(A block of data)
● ● ●

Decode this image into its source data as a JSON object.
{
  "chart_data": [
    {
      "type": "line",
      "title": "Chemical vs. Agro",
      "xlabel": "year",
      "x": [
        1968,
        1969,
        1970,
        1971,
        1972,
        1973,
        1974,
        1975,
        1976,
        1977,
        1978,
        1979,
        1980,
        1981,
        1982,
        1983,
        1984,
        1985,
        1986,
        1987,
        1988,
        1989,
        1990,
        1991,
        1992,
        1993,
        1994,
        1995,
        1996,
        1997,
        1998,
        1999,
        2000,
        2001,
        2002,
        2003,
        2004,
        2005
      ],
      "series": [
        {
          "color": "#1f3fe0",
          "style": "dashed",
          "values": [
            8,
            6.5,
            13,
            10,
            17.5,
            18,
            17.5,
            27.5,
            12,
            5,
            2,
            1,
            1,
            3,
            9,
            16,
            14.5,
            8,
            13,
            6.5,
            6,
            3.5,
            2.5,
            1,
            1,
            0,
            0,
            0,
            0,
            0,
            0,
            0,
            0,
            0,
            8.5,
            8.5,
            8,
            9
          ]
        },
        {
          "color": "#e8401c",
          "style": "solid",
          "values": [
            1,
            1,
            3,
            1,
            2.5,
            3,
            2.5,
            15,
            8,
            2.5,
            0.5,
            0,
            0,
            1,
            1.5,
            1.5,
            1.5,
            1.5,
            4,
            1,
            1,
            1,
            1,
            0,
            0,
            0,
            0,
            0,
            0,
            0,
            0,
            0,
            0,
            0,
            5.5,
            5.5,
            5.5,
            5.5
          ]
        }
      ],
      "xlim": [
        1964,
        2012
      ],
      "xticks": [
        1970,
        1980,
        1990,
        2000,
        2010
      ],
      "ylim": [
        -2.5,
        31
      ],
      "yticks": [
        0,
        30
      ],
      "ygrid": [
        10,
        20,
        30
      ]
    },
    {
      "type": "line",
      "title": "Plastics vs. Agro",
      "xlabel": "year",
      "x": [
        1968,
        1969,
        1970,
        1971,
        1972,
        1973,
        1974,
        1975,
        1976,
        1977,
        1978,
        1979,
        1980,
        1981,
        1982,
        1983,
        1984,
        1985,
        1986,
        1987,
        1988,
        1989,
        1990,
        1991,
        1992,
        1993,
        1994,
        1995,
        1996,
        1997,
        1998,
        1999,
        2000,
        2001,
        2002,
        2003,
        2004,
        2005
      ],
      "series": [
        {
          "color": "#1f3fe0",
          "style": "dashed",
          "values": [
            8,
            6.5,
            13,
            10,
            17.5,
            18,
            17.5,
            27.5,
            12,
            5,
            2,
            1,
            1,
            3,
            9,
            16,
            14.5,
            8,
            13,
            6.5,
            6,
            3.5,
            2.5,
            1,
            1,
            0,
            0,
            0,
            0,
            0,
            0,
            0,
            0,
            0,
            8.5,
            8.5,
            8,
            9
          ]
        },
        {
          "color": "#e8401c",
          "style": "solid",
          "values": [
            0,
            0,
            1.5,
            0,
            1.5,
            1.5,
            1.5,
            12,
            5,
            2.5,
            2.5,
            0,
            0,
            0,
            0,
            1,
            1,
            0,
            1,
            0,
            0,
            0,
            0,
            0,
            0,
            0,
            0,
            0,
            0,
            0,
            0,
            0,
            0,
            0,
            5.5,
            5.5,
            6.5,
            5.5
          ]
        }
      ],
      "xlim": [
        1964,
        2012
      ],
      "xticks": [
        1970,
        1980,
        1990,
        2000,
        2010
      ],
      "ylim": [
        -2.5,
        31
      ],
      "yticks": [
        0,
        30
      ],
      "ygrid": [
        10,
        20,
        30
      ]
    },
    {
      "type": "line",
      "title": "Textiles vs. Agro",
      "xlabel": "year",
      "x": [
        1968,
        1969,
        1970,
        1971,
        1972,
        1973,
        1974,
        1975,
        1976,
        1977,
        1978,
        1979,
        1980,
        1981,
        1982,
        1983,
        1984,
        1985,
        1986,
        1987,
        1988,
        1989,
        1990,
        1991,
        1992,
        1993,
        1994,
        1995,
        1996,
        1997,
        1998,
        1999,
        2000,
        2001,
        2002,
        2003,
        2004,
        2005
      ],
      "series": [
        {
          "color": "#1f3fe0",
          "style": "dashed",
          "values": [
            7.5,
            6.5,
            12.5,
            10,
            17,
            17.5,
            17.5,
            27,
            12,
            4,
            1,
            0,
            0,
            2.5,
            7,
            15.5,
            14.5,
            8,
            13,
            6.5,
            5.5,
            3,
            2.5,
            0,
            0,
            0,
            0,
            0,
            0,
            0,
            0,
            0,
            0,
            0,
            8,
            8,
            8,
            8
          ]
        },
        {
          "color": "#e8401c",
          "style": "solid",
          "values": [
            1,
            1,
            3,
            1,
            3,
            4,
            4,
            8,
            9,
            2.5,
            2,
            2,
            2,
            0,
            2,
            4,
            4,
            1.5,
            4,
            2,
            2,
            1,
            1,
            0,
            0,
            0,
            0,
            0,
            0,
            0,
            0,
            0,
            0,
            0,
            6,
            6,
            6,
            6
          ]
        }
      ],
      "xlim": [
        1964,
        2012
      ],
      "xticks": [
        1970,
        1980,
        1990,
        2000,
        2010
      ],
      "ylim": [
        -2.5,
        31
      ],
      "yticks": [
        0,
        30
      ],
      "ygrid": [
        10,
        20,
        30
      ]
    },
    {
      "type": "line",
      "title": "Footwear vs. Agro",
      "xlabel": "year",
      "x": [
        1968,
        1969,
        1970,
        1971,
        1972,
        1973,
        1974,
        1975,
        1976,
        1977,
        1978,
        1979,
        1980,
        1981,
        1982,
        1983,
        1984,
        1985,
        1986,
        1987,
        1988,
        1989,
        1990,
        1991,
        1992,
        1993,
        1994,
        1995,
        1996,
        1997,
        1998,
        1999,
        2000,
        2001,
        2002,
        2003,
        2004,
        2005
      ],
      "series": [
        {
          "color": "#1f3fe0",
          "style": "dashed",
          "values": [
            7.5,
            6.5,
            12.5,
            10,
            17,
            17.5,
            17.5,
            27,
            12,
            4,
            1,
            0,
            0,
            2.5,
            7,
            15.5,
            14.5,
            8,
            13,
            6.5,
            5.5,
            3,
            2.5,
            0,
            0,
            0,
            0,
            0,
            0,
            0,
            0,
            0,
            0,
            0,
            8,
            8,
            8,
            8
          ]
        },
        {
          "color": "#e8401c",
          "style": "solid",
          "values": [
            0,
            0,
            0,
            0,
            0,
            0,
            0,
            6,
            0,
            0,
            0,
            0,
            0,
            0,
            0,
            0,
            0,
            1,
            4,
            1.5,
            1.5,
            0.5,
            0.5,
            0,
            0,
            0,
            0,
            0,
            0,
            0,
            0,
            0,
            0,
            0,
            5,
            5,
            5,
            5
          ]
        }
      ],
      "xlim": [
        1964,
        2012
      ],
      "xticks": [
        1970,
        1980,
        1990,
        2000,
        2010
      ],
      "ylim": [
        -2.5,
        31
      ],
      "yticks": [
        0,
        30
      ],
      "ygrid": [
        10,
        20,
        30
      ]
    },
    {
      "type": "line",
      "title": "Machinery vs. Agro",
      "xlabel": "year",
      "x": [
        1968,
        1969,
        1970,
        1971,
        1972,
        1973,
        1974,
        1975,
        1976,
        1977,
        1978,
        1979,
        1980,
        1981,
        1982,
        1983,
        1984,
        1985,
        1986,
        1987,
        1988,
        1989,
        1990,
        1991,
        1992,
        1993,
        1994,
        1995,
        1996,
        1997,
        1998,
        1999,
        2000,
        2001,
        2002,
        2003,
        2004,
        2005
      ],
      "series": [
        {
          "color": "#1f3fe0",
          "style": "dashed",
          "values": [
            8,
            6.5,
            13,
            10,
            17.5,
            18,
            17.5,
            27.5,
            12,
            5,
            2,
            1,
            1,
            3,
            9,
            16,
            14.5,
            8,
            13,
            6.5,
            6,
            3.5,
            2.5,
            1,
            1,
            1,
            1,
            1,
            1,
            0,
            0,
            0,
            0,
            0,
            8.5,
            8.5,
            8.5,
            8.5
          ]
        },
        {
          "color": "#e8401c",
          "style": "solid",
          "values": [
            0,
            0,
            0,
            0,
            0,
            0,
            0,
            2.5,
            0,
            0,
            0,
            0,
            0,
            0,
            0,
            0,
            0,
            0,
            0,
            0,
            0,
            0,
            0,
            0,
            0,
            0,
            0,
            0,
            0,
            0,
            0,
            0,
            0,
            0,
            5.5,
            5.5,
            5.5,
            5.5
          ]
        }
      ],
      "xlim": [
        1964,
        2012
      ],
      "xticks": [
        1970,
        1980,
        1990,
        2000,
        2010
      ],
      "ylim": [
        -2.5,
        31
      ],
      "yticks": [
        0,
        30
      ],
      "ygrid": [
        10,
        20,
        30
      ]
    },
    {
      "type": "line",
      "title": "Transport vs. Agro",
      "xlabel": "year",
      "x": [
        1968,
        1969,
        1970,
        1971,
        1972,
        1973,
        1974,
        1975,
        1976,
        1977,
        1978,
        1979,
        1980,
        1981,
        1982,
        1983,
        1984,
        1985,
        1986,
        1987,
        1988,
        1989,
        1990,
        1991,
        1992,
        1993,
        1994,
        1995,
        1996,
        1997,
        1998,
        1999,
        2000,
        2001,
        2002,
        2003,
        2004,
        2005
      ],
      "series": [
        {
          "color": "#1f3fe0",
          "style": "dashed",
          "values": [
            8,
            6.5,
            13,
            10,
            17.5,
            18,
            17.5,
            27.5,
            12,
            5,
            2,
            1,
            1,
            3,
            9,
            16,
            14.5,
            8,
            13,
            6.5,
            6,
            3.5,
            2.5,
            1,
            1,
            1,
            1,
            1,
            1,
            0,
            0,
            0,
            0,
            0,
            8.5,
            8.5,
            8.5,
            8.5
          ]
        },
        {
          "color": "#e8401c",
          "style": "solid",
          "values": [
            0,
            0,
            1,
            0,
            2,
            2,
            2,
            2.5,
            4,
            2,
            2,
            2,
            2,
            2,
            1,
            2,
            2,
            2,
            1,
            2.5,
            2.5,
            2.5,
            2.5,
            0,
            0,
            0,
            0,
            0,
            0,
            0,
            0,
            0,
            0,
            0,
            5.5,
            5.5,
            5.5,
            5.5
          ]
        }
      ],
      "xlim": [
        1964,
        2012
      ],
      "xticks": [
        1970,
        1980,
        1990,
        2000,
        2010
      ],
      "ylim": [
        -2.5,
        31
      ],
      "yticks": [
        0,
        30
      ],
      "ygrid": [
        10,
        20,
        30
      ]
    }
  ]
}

● ● ●

=== What is asked ===
Copy out each line that contains the word "title".

=== Response to this exercise ===
      "title": "Chemical vs. Agro",
      "title": "Plastics vs. Agro",
      "title": "Textiles vs. Agro",
      "title": "Footwear vs. Agro",
      "title": "Machinery vs. Agro",
      "title": "Transport vs. Agro",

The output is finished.